(Stored dataset items)
○ ○ ○ ○ ○ ○ ○

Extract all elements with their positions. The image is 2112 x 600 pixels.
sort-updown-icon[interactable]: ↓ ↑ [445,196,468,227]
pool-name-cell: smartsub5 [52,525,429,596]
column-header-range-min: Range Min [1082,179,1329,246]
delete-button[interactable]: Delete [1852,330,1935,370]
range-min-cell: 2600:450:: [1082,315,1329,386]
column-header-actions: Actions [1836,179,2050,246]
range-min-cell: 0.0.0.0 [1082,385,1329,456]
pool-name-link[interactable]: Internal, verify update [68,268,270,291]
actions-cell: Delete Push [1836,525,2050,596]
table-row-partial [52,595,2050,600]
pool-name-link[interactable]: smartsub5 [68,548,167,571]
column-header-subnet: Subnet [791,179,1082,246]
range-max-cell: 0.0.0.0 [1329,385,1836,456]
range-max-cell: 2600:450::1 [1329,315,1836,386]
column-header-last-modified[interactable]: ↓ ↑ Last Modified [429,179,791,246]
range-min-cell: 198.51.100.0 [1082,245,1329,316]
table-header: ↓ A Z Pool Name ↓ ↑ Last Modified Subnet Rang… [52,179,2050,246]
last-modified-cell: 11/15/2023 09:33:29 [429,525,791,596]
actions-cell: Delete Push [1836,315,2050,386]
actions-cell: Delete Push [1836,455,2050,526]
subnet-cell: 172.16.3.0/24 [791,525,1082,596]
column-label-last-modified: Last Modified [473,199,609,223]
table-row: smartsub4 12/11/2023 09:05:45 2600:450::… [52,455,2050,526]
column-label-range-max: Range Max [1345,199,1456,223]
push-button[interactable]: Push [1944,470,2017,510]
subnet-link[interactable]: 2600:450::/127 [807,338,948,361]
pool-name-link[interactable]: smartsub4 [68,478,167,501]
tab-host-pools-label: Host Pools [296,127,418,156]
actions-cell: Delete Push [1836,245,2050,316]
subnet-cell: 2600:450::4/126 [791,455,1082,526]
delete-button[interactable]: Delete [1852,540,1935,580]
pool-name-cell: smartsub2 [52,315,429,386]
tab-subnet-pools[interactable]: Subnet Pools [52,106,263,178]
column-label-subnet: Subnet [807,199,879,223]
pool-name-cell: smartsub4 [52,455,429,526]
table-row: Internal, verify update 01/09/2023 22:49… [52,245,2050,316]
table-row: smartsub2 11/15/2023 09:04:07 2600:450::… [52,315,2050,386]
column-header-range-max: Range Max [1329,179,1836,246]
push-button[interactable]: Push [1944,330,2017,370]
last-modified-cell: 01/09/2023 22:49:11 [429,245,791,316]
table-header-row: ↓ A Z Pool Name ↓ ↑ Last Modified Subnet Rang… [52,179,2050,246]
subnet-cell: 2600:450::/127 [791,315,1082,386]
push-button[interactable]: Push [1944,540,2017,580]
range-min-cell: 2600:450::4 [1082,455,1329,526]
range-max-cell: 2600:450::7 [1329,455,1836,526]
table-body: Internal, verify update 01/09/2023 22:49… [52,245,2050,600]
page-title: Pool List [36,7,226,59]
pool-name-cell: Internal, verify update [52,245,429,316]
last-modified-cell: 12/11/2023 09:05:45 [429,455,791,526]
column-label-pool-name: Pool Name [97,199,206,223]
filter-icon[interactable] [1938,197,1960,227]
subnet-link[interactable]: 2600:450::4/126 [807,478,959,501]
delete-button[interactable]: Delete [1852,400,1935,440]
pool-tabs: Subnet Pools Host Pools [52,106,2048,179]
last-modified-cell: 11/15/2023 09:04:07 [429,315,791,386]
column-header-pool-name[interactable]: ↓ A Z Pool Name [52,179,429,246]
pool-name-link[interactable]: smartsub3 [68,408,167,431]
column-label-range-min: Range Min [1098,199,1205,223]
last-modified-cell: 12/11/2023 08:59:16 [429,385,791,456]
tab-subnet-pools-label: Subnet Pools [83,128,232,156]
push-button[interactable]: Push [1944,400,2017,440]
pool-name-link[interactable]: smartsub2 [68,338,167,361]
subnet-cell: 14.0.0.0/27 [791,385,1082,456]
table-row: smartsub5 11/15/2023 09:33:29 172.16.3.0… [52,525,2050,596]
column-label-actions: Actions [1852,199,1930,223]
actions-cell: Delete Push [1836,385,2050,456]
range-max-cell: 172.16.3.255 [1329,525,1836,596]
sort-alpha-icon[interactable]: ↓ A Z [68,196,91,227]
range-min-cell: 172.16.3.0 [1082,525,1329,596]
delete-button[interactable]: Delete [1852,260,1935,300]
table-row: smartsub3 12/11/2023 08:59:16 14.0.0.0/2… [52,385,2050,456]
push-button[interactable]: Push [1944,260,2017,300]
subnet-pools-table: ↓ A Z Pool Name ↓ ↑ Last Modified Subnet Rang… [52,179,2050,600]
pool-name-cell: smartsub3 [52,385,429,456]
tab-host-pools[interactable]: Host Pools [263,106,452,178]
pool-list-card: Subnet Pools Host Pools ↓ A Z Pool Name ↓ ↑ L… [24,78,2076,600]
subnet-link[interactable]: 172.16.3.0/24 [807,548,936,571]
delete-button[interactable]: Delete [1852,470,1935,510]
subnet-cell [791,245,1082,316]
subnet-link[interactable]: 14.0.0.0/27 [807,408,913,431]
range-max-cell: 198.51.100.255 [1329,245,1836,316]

○ ○ ○ ○ ○ ○ ○

→ Direction
Rewrite the lines from the start of the records through the line containing "column-header-actions: Actions [1836,179,2050,246]", substituting "smartsub6" for "smartsub5" and leaving everything else unchanged.

→ Final result
Extract all elements with their positions. The image is 2112 x 600 pixels.
sort-updown-icon[interactable]: ↓ ↑ [445,196,468,227]
pool-name-cell: smartsub6 [52,525,429,596]
column-header-range-min: Range Min [1082,179,1329,246]
delete-button[interactable]: Delete [1852,330,1935,370]
range-min-cell: 2600:450:: [1082,315,1329,386]
column-header-actions: Actions [1836,179,2050,246]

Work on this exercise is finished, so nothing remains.